Exercise goal >>
Of all the lines in the data below, how many contain "SETTINGS"? Report that number alone.

Task material >>
►
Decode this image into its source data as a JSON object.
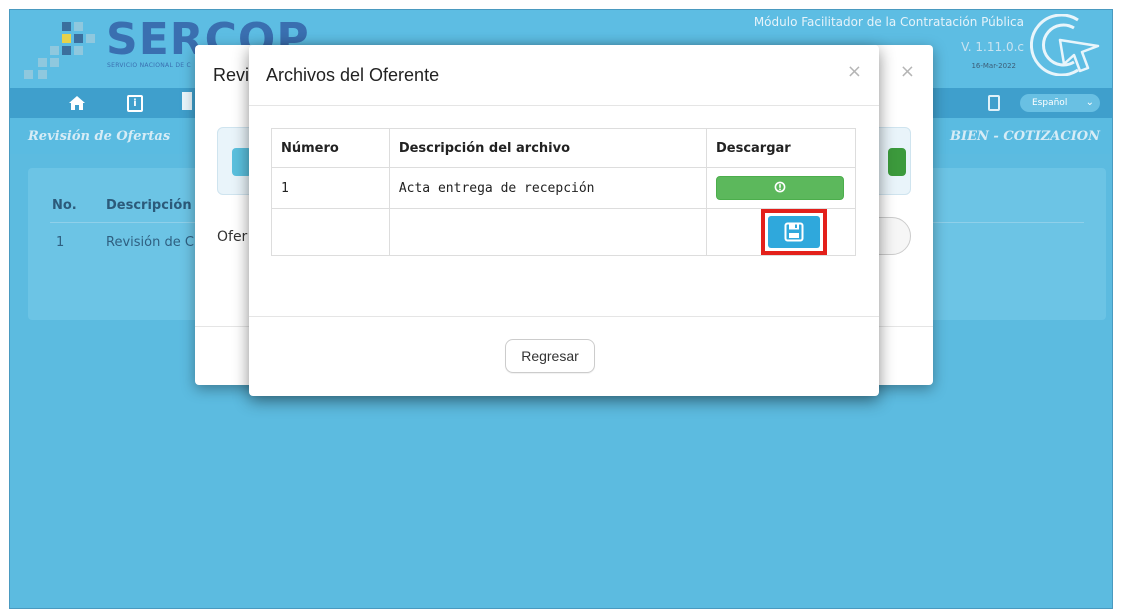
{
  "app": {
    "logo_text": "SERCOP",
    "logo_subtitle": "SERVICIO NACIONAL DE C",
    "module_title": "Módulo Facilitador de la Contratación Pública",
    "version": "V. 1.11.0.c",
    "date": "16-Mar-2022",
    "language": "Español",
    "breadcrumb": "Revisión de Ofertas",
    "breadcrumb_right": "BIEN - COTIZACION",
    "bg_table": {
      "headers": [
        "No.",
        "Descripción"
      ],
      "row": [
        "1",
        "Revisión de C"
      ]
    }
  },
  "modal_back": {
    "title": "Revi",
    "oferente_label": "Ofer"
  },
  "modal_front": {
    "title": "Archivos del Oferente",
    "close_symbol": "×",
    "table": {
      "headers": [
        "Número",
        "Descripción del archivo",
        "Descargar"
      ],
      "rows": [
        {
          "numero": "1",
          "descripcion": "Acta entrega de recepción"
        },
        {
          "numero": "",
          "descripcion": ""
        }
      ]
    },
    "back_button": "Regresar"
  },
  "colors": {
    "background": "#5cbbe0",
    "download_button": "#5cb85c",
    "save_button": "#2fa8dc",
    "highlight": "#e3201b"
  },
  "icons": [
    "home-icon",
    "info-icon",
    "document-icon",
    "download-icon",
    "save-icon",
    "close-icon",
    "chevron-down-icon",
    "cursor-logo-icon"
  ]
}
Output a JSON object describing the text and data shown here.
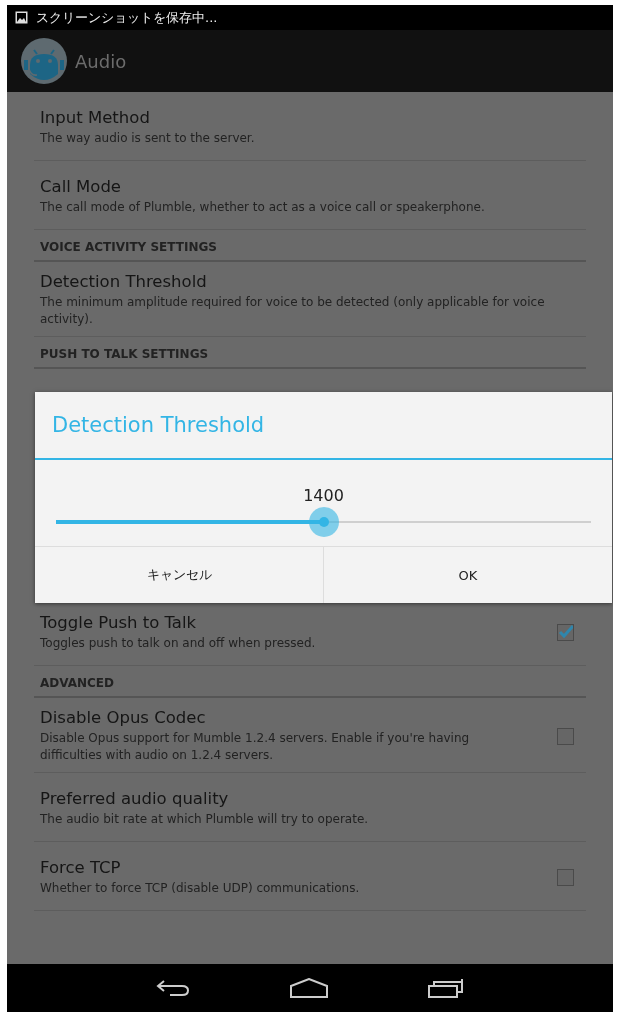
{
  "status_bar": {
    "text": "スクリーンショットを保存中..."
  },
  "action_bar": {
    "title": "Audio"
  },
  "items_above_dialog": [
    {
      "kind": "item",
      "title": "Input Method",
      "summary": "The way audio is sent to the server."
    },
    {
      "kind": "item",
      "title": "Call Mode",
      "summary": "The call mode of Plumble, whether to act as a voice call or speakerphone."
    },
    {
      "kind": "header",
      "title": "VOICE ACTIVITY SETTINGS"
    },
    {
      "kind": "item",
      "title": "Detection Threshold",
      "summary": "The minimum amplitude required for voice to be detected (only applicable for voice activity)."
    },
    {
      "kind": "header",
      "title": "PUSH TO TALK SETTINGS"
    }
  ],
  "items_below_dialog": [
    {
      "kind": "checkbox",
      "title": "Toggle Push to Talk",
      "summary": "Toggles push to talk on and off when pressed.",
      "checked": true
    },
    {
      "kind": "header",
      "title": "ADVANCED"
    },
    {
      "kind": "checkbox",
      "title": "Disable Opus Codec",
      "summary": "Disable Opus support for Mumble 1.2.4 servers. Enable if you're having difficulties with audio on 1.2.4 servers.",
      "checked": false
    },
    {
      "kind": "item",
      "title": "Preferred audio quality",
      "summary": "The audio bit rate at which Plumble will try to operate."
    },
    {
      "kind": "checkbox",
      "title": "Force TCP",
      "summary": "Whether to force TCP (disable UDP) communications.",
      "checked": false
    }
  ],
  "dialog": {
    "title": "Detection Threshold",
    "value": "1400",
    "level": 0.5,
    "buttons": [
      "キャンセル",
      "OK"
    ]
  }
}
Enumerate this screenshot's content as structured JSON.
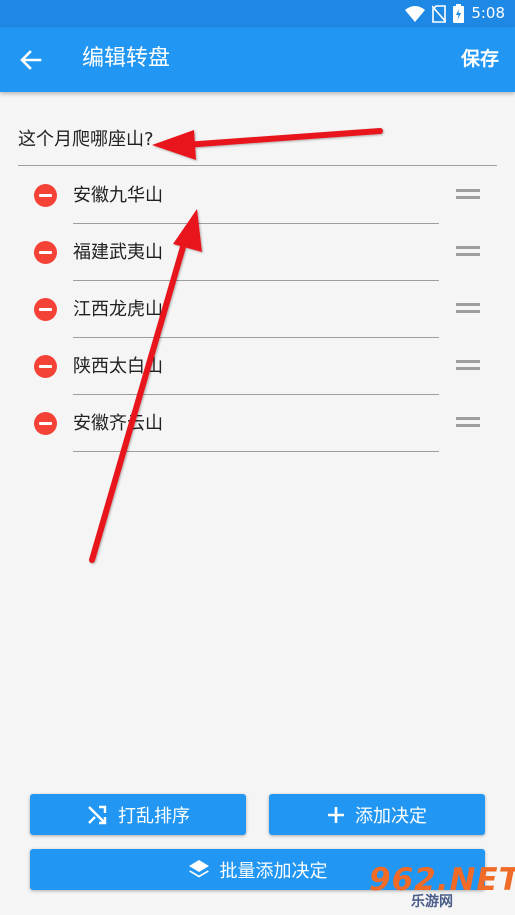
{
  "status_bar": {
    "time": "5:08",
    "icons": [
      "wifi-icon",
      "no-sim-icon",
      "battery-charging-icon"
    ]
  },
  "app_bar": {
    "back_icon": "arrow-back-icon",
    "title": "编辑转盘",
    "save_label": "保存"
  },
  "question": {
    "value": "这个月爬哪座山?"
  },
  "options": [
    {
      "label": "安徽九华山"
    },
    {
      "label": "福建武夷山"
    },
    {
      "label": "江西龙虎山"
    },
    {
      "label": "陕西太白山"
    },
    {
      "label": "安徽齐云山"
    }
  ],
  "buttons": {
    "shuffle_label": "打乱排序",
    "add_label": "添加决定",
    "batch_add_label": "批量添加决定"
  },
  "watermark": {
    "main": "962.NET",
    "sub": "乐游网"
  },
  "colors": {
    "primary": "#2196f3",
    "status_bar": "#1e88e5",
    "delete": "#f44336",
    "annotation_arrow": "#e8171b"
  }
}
◄
►
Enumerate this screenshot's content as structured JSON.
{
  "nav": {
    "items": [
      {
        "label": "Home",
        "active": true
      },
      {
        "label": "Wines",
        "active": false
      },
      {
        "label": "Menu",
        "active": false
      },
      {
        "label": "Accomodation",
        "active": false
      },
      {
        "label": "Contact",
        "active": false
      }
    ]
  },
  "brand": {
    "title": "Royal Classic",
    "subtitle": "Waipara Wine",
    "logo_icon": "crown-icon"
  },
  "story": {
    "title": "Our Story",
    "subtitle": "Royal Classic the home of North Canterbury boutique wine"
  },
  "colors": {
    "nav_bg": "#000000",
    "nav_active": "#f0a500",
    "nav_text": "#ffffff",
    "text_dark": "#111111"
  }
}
◄
Written answer >>
2